== DATA RECORDS ==
-- start --

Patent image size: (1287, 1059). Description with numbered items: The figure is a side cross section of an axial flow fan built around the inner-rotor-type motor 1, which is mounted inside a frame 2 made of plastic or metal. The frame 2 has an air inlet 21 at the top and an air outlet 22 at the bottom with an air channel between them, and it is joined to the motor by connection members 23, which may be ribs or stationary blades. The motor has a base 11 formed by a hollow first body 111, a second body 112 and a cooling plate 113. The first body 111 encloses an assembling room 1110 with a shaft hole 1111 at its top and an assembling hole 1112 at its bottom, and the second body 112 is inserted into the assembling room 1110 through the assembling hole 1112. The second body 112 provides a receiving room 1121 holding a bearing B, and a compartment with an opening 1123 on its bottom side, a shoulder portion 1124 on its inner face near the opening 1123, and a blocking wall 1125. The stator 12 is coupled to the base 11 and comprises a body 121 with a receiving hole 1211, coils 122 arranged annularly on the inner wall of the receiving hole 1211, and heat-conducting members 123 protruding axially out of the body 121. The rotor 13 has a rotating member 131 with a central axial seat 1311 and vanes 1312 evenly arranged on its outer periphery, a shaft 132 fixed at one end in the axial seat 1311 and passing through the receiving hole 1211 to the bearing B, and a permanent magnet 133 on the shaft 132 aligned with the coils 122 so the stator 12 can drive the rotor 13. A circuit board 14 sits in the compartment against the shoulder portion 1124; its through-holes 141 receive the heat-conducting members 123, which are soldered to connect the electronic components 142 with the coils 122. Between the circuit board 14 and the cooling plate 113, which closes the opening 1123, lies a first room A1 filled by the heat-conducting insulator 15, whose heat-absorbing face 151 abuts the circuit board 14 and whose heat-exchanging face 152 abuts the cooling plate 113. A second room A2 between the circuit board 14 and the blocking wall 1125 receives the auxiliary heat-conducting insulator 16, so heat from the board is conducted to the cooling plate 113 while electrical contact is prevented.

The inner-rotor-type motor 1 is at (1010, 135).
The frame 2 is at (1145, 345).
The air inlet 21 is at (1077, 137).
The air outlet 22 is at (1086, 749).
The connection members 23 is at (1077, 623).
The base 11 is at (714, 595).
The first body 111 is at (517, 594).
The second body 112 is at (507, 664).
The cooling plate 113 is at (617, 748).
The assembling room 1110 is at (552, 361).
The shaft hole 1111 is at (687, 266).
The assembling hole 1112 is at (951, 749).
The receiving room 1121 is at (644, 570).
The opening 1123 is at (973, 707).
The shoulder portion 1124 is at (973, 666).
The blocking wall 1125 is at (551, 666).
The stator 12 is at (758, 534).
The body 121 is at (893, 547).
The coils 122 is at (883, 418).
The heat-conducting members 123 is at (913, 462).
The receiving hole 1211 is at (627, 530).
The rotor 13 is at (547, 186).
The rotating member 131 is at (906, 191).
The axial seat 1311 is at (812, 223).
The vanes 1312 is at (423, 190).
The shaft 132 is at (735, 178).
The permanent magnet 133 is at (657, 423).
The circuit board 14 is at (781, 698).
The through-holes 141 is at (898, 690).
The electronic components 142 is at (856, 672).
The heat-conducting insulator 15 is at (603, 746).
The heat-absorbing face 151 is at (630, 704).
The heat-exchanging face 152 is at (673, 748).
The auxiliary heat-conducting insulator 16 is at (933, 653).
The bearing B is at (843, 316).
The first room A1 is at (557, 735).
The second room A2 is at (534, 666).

-- end --

== DIRECTIONS ==
Reproduce every line of the records above word for word, without changing anything.

== RESPONSE ==
Patent image size: (1287, 1059). Description with numbered items: The figure is a side cross section of an axial flow fan built around the inner-rotor-type motor 1, which is mounted inside a frame 2 made of plastic or metal. The frame 2 has an air inlet 21 at the top and an air outlet 22 at the bottom with an air channel between them, and it is joined to the motor by connection members 23, which may be ribs or stationary blades. The motor has a base 11 formed by a hollow first body 111, a second body 112 and a cooling plate 113. The first body 111 encloses an assembling room 1110 with a shaft hole 1111 at its top and an assembling hole 1112 at its bottom, and the second body 112 is inserted into the assembling room 1110 through the assembling hole 1112. The second body 112 provides a receiving room 1121 holding a bearing B, and a compartment with an opening 1123 on its bottom side, a shoulder portion 1124 on its inner face near the opening 1123, and a blocking wall 1125. The stator 12 is coupled to the base 11 and comprises a body 121 with a receiving hole 1211, coils 122 arranged annularly on the inner wall of the receiving hole 1211, and heat-conducting members 123 protruding axially out of the body 121. The rotor 13 has a rotating member 131 with a central axial seat 1311 and vanes 1312 evenly arranged on its outer periphery, a shaft 132 fixed at one end in the axial seat 1311 and passing through the receiving hole 1211 to the bearing B, and a permanent magnet 133 on the shaft 132 aligned with the coils 122 so the stator 12 can drive the rotor 13. A circuit board 14 sits in the compartment against the shoulder portion 1124; its through-holes 141 receive the heat-conducting members 123, which are soldered to connect the electronic components 142 with the coils 122. Between the circuit board 14 and the cooling plate 113, which closes the opening 1123, lies a first room A1 filled by the heat-conducting insulator 15, whose heat-absorbing face 151 abuts the circuit board 14 and whose heat-exchanging face 152 abuts the cooling plate 113. A second room A2 between the circuit board 14 and the blocking wall 1125 receives the auxiliary heat-conducting insulator 16, so heat from the board is conducted to the cooling plate 113 while electrical contact is prevented.

The inner-rotor-type motor 1 is at (1010, 135).
The frame 2 is at (1145, 345).
The air inlet 21 is at (1077, 137).
The air outlet 22 is at (1086, 749).
The connection members 23 is at (1077, 623).
The base 11 is at (714, 595).
The first body 111 is at (517, 594).
The second body 112 is at (507, 664).
The cooling plate 113 is at (617, 748).
The assembling room 1110 is at (552, 361).
The shaft hole 1111 is at (687, 266).
The assembling hole 1112 is at (951, 749).
The receiving room 1121 is at (644, 570).
The opening 1123 is at (973, 707).
The shoulder portion 1124 is at (973, 666).
The blocking wall 1125 is at (551, 666).
The stator 12 is at (758, 534).
The body 121 is at (893, 547).
The coils 122 is at (883, 418).
The heat-conducting members 123 is at (913, 462).
The receiving hole 1211 is at (627, 530).
The rotor 13 is at (547, 186).
The rotating member 131 is at (906, 191).
The axial seat 1311 is at (812, 223).
The vanes 1312 is at (423, 190).
The shaft 132 is at (735, 178).
The permanent magnet 133 is at (657, 423).
The circuit board 14 is at (781, 698).
The through-holes 141 is at (898, 690).
The electronic components 142 is at (856, 672).
The heat-conducting insulator 15 is at (603, 746).
The heat-absorbing face 151 is at (630, 704).
The heat-exchanging face 152 is at (673, 748).
The auxiliary heat-conducting insulator 16 is at (933, 653).
The bearing B is at (843, 316).
The first room A1 is at (557, 735).
The second room A2 is at (534, 666).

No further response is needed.